### Exercise
Take the entries below and print all of them exactly, please.
** start of Provided information **
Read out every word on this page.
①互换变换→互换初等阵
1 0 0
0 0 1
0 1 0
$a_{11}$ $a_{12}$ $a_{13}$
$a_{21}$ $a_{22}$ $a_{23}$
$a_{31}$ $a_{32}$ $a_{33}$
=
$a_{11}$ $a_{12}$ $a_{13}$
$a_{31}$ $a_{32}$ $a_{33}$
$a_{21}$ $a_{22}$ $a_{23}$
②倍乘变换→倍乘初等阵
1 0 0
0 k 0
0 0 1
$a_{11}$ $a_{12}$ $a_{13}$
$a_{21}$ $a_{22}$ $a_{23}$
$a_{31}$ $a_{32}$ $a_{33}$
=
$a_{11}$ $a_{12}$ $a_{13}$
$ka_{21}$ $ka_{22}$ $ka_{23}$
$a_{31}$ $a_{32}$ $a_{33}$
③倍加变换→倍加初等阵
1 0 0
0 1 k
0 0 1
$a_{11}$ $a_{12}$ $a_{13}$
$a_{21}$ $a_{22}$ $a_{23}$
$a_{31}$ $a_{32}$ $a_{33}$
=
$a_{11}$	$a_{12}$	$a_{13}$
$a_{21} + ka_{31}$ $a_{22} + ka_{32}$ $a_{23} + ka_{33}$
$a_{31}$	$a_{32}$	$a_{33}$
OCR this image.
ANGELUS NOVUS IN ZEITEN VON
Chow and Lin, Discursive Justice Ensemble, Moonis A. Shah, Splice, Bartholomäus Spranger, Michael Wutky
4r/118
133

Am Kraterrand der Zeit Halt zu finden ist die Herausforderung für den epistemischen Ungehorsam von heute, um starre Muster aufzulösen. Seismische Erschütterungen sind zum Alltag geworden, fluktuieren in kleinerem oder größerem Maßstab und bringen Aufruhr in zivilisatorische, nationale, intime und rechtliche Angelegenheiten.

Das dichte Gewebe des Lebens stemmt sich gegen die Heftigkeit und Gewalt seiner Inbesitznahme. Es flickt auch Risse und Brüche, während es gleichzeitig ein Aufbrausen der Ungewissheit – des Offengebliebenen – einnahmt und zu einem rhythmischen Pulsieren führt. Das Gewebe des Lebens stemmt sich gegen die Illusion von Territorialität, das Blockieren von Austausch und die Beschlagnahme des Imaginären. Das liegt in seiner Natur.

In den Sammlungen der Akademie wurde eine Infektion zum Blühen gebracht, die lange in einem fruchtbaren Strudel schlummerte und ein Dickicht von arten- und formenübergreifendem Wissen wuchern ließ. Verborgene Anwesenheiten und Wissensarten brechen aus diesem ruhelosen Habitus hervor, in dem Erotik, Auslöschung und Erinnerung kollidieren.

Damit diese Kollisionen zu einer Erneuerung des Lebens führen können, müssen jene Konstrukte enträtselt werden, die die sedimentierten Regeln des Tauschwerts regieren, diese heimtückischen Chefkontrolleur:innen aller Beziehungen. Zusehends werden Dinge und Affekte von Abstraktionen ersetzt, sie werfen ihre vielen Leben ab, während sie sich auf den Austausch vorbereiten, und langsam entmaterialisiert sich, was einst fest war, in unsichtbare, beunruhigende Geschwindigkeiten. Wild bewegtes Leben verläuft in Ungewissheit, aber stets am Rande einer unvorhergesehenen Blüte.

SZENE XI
** end of Provided information **
### Solution for this task
Read out every word on this page.
①互换变换→互换初等阵
1 0 0
0 0 1
0 1 0
$a_{11}$ $a_{12}$ $a_{13}$
$a_{21}$ $a_{22}$ $a_{23}$
$a_{31}$ $a_{32}$ $a_{33}$
=
$a_{11}$ $a_{12}$ $a_{13}$
$a_{31}$ $a_{32}$ $a_{33}$
$a_{21}$ $a_{22}$ $a_{23}$
②倍乘变换→倍乘初等阵
1 0 0
0 k 0
0 0 1
$a_{11}$ $a_{12}$ $a_{13}$
$a_{21}$ $a_{22}$ $a_{23}$
$a_{31}$ $a_{32}$ $a_{33}$
=
$a_{11}$ $a_{12}$ $a_{13}$
$ka_{21}$ $ka_{22}$ $ka_{23}$
$a_{31}$ $a_{32}$ $a_{33}$
③倍加变换→倍加初等阵
1 0 0
0 1 k
0 0 1
$a_{11}$ $a_{12}$ $a_{13}$
$a_{21}$ $a_{22}$ $a_{23}$
$a_{31}$ $a_{32}$ $a_{33}$
=
$a_{11}$	$a_{12}$	$a_{13}$
$a_{21} + ka_{31}$ $a_{22} + ka_{32}$ $a_{23} + ka_{33}$
$a_{31}$	$a_{32}$	$a_{33}$
OCR this image.
ANGELUS NOVUS IN ZEITEN VON
Chow and Lin, Discursive Justice Ensemble, Moonis A. Shah, Splice, Bartholomäus Spranger, Michael Wutky
4r/118
133

Am Kraterrand der Zeit Halt zu finden ist die Herausforderung für den epistemischen Ungehorsam von heute, um starre Muster aufzulösen. Seismische Erschütterungen sind zum Alltag geworden, fluktuieren in kleinerem oder größerem Maßstab und bringen Aufruhr in zivilisatorische, nationale, intime und rechtliche Angelegenheiten.

Das dichte Gewebe des Lebens stemmt sich gegen die Heftigkeit und Gewalt seiner Inbesitznahme. Es flickt auch Risse und Brüche, während es gleichzeitig ein Aufbrausen der Ungewissheit – des Offengebliebenen – einnahmt und zu einem rhythmischen Pulsieren führt. Das Gewebe des Lebens stemmt sich gegen die Illusion von Territorialität, das Blockieren von Austausch und die Beschlagnahme des Imaginären. Das liegt in seiner Natur.

In den Sammlungen der Akademie wurde eine Infektion zum Blühen gebracht, die lange in einem fruchtbaren Strudel schlummerte und ein Dickicht von arten- und formenübergreifendem Wissen wuchern ließ. Verborgene Anwesenheiten und Wissensarten brechen aus diesem ruhelosen Habitus hervor, in dem Erotik, Auslöschung und Erinnerung kollidieren.

Damit diese Kollisionen zu einer Erneuerung des Lebens führen können, müssen jene Konstrukte enträtselt werden, die die sedimentierten Regeln des Tauschwerts regieren, diese heimtückischen Chefkontrolleur:innen aller Beziehungen. Zusehends werden Dinge und Affekte von Abstraktionen ersetzt, sie werfen ihre vielen Leben ab, während sie sich auf den Austausch vorbereiten, und langsam entmaterialisiert sich, was einst fest war, in unsichtbare, beunruhigende Geschwindigkeiten. Wild bewegtes Leben verläuft in Ungewissheit, aber stets am Rande einer unvorhergesehenen Blüte.

SZENE XI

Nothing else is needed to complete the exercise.